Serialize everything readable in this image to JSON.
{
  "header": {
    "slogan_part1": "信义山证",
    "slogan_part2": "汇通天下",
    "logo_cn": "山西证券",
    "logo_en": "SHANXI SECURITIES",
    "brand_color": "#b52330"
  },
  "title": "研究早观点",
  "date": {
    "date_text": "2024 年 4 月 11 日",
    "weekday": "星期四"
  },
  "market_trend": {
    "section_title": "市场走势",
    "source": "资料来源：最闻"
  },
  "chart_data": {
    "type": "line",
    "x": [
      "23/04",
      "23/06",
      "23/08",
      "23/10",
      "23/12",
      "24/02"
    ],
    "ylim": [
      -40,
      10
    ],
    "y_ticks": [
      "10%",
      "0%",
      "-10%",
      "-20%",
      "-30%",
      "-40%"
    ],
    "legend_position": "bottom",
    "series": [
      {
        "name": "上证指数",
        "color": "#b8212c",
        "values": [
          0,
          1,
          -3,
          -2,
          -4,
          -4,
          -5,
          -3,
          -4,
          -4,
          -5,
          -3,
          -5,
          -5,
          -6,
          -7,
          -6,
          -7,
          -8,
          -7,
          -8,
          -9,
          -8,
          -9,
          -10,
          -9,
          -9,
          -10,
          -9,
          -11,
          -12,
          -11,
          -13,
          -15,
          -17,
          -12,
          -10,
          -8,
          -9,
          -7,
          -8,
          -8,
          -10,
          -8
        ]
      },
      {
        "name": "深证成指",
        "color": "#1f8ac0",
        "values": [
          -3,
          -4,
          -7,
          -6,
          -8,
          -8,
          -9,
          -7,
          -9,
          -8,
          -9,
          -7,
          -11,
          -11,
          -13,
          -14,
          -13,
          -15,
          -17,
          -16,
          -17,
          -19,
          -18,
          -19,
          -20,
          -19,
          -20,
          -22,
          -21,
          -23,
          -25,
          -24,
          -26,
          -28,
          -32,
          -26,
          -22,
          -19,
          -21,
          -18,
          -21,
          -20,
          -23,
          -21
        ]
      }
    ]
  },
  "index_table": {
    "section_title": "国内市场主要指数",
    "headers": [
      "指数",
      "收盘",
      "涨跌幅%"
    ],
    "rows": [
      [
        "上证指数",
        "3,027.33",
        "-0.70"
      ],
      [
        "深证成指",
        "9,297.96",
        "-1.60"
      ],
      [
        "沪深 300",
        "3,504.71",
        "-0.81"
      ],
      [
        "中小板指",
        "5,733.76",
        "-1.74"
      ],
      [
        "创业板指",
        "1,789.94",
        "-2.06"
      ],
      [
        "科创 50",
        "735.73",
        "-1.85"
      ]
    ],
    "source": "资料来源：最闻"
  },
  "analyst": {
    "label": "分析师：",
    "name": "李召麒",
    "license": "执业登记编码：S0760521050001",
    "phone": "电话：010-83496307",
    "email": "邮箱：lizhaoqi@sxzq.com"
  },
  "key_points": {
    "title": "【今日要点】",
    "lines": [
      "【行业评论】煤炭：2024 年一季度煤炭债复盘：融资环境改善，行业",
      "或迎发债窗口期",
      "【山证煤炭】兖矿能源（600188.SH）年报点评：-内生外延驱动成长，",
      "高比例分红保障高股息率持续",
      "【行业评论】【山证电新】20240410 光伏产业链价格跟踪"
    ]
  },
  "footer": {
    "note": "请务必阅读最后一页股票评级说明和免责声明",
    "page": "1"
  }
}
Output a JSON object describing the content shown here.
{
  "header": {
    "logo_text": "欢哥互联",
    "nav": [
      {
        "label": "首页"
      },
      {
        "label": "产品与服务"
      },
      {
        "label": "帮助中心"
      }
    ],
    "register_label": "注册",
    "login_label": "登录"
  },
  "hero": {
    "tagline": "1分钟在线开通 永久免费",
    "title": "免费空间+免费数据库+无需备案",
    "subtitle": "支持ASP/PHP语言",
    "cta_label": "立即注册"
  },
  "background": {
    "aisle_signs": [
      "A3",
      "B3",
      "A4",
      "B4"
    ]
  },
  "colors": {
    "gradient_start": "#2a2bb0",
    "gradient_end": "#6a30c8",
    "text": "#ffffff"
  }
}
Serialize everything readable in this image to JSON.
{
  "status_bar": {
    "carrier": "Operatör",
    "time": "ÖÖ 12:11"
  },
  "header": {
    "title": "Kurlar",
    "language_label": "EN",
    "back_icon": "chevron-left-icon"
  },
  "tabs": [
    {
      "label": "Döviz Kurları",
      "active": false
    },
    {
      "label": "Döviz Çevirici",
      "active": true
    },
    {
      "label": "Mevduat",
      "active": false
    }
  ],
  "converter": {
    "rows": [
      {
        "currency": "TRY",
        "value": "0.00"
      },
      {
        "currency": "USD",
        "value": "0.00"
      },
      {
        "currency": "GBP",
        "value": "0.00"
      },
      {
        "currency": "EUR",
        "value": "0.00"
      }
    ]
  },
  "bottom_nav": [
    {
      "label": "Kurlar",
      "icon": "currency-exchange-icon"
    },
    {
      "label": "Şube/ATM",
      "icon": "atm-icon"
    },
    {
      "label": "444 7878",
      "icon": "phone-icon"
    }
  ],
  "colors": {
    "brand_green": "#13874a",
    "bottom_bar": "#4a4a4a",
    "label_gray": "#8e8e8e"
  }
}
___
What is required: Repeat the whole listing exactly, keeping every line intact.

Expected answer:
Serialize everything readable in this image to JSON.
{
  "header": {
    "slogan_part1": "信义山证",
    "slogan_part2": "汇通天下",
    "logo_cn": "山西证券",
    "logo_en": "SHANXI SECURITIES",
    "brand_color": "#b52330"
  },
  "title": "研究早观点",
  "date": {
    "date_text": "2024 年 4 月 11 日",
    "weekday": "星期四"
  },
  "market_trend": {
    "section_title": "市场走势",
    "source": "资料来源：最闻"
  },
  "chart_data": {
    "type": "line",
    "x": [
      "23/04",
      "23/06",
      "23/08",
      "23/10",
      "23/12",
      "24/02"
    ],
    "ylim": [
      -40,
      10
    ],
    "y_ticks": [
      "10%",
      "0%",
      "-10%",
      "-20%",
      "-30%",
      "-40%"
    ],
    "legend_position": "bottom",
    "series": [
      {
        "name": "上证指数",
        "color": "#b8212c",
        "values": [
          0,
          1,
          -3,
          -2,
          -4,
          -4,
          -5,
          -3,
          -4,
          -4,
          -5,
          -3,
          -5,
          -5,
          -6,
          -7,
          -6,
          -7,
          -8,
          -7,
          -8,
          -9,
          -8,
          -9,
          -10,
          -9,
          -9,
          -10,
          -9,
          -11,
          -12,
          -11,
          -13,
          -15,
          -17,
          -12,
          -10,
          -8,
          -9,
          -7,
          -8,
          -8,
          -10,
          -8
        ]
      },
      {
        "name": "深证成指",
        "color": "#1f8ac0",
        "values": [
          -3,
          -4,
          -7,
          -6,
          -8,
          -8,
          -9,
          -7,
          -9,
          -8,
          -9,
          -7,
          -11,
          -11,
          -13,
          -14,
          -13,
          -15,
          -17,
          -16,
          -17,
          -19,
          -18,
          -19,
          -20,
          -19,
          -20,
          -22,
          -21,
          -23,
          -25,
          -24,
          -26,
          -28,
          -32,
          -26,
          -22,
          -19,
          -21,
          -18,
          -21,
          -20,
          -23,
          -21
        ]
      }
    ]
  },
  "index_table": {
    "section_title": "国内市场主要指数",
    "headers": [
      "指数",
      "收盘",
      "涨跌幅%"
    ],
    "rows": [
      [
        "上证指数",
        "3,027.33",
        "-0.70"
      ],
      [
        "深证成指",
        "9,297.96",
        "-1.60"
      ],
      [
        "沪深 300",
        "3,504.71",
        "-0.81"
      ],
      [
        "中小板指",
        "5,733.76",
        "-1.74"
      ],
      [
        "创业板指",
        "1,789.94",
        "-2.06"
      ],
      [
        "科创 50",
        "735.73",
        "-1.85"
      ]
    ],
    "source": "资料来源：最闻"
  },
  "analyst": {
    "label": "分析师：",
    "name": "李召麒",
    "license": "执业登记编码：S0760521050001",
    "phone": "电话：010-83496307",
    "email": "邮箱：lizhaoqi@sxzq.com"
  },
  "key_points": {
    "title": "【今日要点】",
    "lines": [
      "【行业评论】煤炭：2024 年一季度煤炭债复盘：融资环境改善，行业",
      "或迎发债窗口期",
      "【山证煤炭】兖矿能源（600188.SH）年报点评：-内生外延驱动成长，",
      "高比例分红保障高股息率持续",
      "【行业评论】【山证电新】20240410 光伏产业链价格跟踪"
    ]
  },
  "footer": {
    "note": "请务必阅读最后一页股票评级说明和免责声明",
    "page": "1"
  }
}
Output a JSON object describing the content shown here.
{
  "header": {
    "logo_text": "欢哥互联",
    "nav": [
      {
        "label": "首页"
      },
      {
        "label": "产品与服务"
      },
      {
        "label": "帮助中心"
      }
    ],
    "register_label": "注册",
    "login_label": "登录"
  },
  "hero": {
    "tagline": "1分钟在线开通 永久免费",
    "title": "免费空间+免费数据库+无需备案",
    "subtitle": "支持ASP/PHP语言",
    "cta_label": "立即注册"
  },
  "background": {
    "aisle_signs": [
      "A3",
      "B3",
      "A4",
      "B4"
    ]
  },
  "colors": {
    "gradient_start": "#2a2bb0",
    "gradient_end": "#6a30c8",
    "text": "#ffffff"
  }
}
Serialize everything readable in this image to JSON.
{
  "status_bar": {
    "carrier": "Operatör",
    "time": "ÖÖ 12:11"
  },
  "header": {
    "title": "Kurlar",
    "language_label": "EN",
    "back_icon": "chevron-left-icon"
  },
  "tabs": [
    {
      "label": "Döviz Kurları",
      "active": false
    },
    {
      "label": "Döviz Çevirici",
      "active": true
    },
    {
      "label": "Mevduat",
      "active": false
    }
  ],
  "converter": {
    "rows": [
      {
        "currency": "TRY",
        "value": "0.00"
      },
      {
        "currency": "USD",
        "value": "0.00"
      },
      {
        "currency": "GBP",
        "value": "0.00"
      },
      {
        "currency": "EUR",
        "value": "0.00"
      }
    ]
  },
  "bottom_nav": [
    {
      "label": "Kurlar",
      "icon": "currency-exchange-icon"
    },
    {
      "label": "Şube/ATM",
      "icon": "atm-icon"
    },
    {
      "label": "444 7878",
      "icon": "phone-icon"
    }
  ],
  "colors": {
    "brand_green": "#13874a",
    "bottom_bar": "#4a4a4a",
    "label_gray": "#8e8e8e"
  }
}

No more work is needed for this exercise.